TASK GOAL =>
Where a line holds the word "dalla", copy that line.

MATERIALS PROVIDED =>
——

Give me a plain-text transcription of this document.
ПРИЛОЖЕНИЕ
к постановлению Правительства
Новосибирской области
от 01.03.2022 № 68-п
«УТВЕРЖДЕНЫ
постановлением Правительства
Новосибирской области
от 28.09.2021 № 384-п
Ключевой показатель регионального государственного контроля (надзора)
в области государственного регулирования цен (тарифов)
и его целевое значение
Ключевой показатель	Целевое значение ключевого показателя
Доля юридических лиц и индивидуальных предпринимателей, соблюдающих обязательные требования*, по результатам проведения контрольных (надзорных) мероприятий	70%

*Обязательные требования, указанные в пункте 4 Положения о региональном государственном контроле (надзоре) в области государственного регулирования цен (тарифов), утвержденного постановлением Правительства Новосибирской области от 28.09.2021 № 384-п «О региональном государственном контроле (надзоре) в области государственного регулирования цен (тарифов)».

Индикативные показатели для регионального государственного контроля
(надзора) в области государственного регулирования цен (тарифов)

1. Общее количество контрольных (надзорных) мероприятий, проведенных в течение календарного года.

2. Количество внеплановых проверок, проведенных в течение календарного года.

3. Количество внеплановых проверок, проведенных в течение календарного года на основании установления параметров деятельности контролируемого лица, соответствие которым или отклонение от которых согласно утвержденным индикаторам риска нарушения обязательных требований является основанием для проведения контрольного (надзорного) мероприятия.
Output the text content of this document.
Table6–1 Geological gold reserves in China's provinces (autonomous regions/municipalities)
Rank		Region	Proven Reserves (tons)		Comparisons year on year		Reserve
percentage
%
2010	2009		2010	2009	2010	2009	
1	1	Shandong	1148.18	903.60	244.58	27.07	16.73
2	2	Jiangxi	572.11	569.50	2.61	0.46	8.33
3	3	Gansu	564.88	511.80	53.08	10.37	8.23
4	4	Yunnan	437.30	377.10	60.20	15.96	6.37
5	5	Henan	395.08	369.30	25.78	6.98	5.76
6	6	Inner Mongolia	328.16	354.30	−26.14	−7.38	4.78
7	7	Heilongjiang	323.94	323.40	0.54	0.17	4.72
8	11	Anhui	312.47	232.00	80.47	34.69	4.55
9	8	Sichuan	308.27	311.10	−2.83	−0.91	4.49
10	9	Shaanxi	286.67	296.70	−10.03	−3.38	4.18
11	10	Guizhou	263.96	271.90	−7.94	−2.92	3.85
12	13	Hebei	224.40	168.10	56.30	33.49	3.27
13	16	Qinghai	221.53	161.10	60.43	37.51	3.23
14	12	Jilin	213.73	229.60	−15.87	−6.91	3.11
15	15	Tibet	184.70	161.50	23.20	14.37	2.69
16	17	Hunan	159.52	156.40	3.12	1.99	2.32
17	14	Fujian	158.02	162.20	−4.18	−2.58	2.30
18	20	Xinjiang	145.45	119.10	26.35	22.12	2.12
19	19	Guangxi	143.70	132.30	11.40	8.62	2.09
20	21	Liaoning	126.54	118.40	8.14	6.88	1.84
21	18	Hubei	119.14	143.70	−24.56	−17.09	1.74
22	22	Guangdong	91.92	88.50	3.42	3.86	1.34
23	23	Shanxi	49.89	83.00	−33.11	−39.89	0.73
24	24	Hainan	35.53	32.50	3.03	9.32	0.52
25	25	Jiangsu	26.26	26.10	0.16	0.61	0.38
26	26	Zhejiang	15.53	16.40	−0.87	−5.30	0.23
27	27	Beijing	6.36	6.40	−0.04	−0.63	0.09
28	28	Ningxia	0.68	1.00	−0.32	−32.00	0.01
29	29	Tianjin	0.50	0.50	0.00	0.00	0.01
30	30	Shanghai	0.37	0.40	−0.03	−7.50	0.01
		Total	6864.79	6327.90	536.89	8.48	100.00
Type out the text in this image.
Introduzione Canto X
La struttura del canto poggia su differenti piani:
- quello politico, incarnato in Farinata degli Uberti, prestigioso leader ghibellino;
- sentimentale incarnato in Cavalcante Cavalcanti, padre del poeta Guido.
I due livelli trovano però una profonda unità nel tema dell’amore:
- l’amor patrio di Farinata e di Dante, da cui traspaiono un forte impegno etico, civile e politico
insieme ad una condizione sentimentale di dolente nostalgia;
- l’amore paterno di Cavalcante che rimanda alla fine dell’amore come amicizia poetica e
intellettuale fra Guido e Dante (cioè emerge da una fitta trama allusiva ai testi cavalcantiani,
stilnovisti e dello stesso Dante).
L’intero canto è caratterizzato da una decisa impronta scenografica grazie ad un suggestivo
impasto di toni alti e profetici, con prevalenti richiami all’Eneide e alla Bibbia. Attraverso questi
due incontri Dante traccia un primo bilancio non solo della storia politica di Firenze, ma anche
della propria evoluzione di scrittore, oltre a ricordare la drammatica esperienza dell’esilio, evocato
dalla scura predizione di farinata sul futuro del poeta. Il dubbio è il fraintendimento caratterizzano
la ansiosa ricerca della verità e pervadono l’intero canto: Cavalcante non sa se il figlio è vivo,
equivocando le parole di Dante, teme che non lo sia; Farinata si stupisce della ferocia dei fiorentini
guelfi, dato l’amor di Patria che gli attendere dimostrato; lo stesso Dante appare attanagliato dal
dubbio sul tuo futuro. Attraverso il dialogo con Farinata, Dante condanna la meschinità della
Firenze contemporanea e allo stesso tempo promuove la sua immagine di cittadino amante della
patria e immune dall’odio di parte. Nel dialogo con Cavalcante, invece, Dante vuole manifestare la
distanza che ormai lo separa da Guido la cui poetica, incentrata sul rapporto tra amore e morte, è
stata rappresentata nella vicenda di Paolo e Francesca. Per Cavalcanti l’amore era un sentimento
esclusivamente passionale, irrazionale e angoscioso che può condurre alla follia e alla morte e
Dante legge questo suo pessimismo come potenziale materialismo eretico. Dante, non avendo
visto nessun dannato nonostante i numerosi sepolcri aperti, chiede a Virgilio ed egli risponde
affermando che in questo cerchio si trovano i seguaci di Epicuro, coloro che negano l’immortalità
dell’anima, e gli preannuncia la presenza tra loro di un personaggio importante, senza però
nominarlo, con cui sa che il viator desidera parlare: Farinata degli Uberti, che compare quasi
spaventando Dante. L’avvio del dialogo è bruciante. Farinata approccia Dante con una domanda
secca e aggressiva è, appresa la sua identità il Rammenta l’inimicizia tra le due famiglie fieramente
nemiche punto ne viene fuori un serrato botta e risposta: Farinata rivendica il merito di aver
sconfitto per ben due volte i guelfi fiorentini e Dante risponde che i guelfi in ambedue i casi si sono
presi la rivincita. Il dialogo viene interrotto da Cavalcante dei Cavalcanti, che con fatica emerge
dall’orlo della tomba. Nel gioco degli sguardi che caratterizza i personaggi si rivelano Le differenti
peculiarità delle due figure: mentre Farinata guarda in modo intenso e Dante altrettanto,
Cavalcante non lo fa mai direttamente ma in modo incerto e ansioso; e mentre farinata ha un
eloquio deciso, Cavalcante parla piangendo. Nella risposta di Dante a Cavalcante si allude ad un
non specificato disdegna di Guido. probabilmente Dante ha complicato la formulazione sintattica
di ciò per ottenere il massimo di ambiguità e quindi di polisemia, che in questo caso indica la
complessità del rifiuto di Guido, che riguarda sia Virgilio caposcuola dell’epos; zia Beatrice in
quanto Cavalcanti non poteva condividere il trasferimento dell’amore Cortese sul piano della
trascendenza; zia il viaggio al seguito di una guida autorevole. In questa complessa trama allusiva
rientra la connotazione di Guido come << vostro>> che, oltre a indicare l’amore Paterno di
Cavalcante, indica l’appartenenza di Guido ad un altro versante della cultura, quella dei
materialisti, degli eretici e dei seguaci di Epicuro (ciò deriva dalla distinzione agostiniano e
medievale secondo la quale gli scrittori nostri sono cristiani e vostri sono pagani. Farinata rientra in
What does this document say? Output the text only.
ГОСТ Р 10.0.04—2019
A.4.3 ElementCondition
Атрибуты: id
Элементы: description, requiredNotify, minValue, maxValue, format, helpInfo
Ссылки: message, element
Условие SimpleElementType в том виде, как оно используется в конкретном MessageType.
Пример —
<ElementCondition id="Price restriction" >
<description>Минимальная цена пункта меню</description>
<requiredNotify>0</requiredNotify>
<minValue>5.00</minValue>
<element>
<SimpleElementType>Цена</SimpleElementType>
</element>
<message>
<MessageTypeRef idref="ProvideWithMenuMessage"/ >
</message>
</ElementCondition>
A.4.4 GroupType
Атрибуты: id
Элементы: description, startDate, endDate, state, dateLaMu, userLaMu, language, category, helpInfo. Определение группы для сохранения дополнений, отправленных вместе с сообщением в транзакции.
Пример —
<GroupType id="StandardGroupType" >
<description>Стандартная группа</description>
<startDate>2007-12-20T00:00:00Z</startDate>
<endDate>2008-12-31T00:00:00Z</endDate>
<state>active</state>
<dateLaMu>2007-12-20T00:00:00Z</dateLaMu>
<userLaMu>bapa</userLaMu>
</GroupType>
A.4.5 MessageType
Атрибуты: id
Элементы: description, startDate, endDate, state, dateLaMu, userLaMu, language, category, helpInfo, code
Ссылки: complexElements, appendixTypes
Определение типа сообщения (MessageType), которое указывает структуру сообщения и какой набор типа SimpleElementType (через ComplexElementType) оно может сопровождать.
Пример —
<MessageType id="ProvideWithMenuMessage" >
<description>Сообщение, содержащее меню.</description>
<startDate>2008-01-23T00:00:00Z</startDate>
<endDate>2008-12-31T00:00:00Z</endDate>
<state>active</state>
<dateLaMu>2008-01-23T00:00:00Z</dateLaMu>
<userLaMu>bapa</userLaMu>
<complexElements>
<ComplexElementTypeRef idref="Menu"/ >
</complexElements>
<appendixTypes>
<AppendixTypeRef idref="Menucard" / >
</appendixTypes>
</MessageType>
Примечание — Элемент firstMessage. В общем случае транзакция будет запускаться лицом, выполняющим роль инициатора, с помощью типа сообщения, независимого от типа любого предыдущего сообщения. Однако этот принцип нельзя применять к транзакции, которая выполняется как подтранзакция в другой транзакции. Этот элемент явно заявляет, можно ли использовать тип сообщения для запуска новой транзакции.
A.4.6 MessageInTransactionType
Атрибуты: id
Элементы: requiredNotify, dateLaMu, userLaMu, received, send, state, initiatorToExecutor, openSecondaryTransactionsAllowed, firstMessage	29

——

FINISHED EXERCISE =>
dalla scura predizione di farinata sul futuro del poeta. Il dubbio è il fraintendimento caratterizzano
materialisti, degli eretici e dei seguaci di Epicuro (ciò deriva dalla distinzione agostiniano e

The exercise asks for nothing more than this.